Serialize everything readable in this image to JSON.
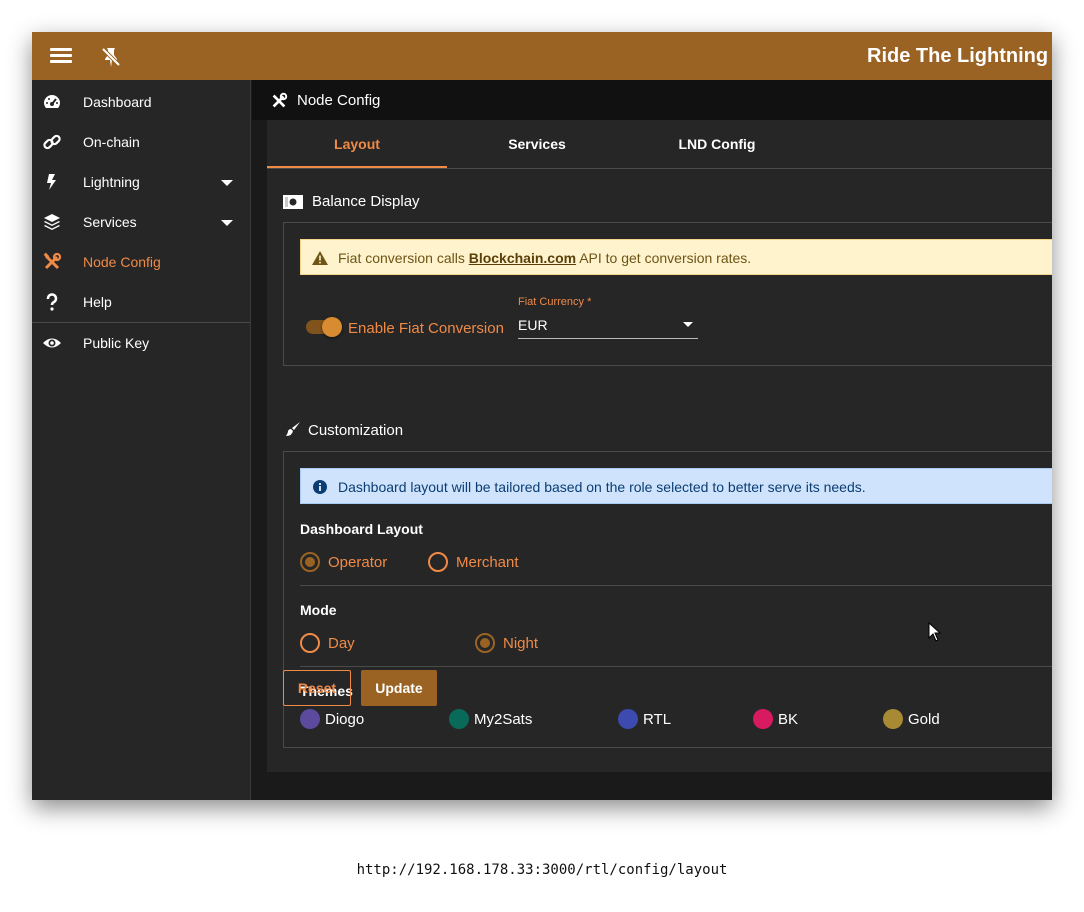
{
  "topbar": {
    "app_title": "Ride The Lightning - (",
    "menu_icon": "hamburger-menu-icon",
    "pin_icon": "unpin-icon"
  },
  "sidebar": {
    "items": [
      {
        "label": "Dashboard",
        "icon": "dashboard-gauge-icon"
      },
      {
        "label": "On-chain",
        "icon": "chain-link-icon"
      },
      {
        "label": "Lightning",
        "icon": "lightning-bolt-icon"
      },
      {
        "label": "Services",
        "icon": "layers-icon"
      },
      {
        "label": "Node Config",
        "icon": "tools-icon"
      },
      {
        "label": "Help",
        "icon": "question-icon"
      },
      {
        "label": "Public Key",
        "icon": "eye-icon"
      }
    ]
  },
  "page": {
    "title": "Node Config"
  },
  "tabs": [
    {
      "label": "Layout"
    },
    {
      "label": "Services"
    },
    {
      "label": "LND Config"
    }
  ],
  "balance": {
    "title": "Balance Display",
    "alert_prefix": "Fiat conversion calls ",
    "alert_link": "Blockchain.com",
    "alert_suffix": " API to get conversion rates.",
    "toggle_label": "Enable Fiat Conversion",
    "currency_label": "Fiat Currency *",
    "currency_value": "EUR"
  },
  "customization": {
    "title": "Customization",
    "info": "Dashboard layout will be tailored based on the role selected to better serve its needs.",
    "dashboard_layout_label": "Dashboard Layout",
    "layout_options": [
      "Operator",
      "Merchant"
    ],
    "mode_label": "Mode",
    "mode_options": [
      "Day",
      "Night"
    ],
    "themes_label": "Themes",
    "themes": [
      {
        "name": "Diogo",
        "color": "#5b4a9e"
      },
      {
        "name": "My2Sats",
        "color": "#0a6a5a"
      },
      {
        "name": "RTL",
        "color": "#3d4ab0"
      },
      {
        "name": "BK",
        "color": "#d81b60"
      },
      {
        "name": "Gold",
        "color": "#a88a35"
      }
    ]
  },
  "buttons": {
    "reset": "Reset",
    "update": "Update"
  },
  "url": "http://192.168.178.33:3000/rtl/config/layout",
  "colors": {
    "accent": "#f08a47",
    "primary": "#9a6323",
    "background": "#1a1a1a",
    "card": "#262626"
  }
}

****************************************

INSTRUCTIONS FOR THE TASK ▸ Note every line above where the string "icon" shows up, and copy those lines.

SOLUTION ▸
    "menu_icon": "hamburger-menu-icon",
    "pin_icon": "unpin-icon"
        "icon": "dashboard-gauge-icon"
        "icon": "chain-link-icon"
        "icon": "lightning-bolt-icon"
        "icon": "layers-icon"
        "icon": "tools-icon"
        "icon": "question-icon"
        "icon": "eye-icon"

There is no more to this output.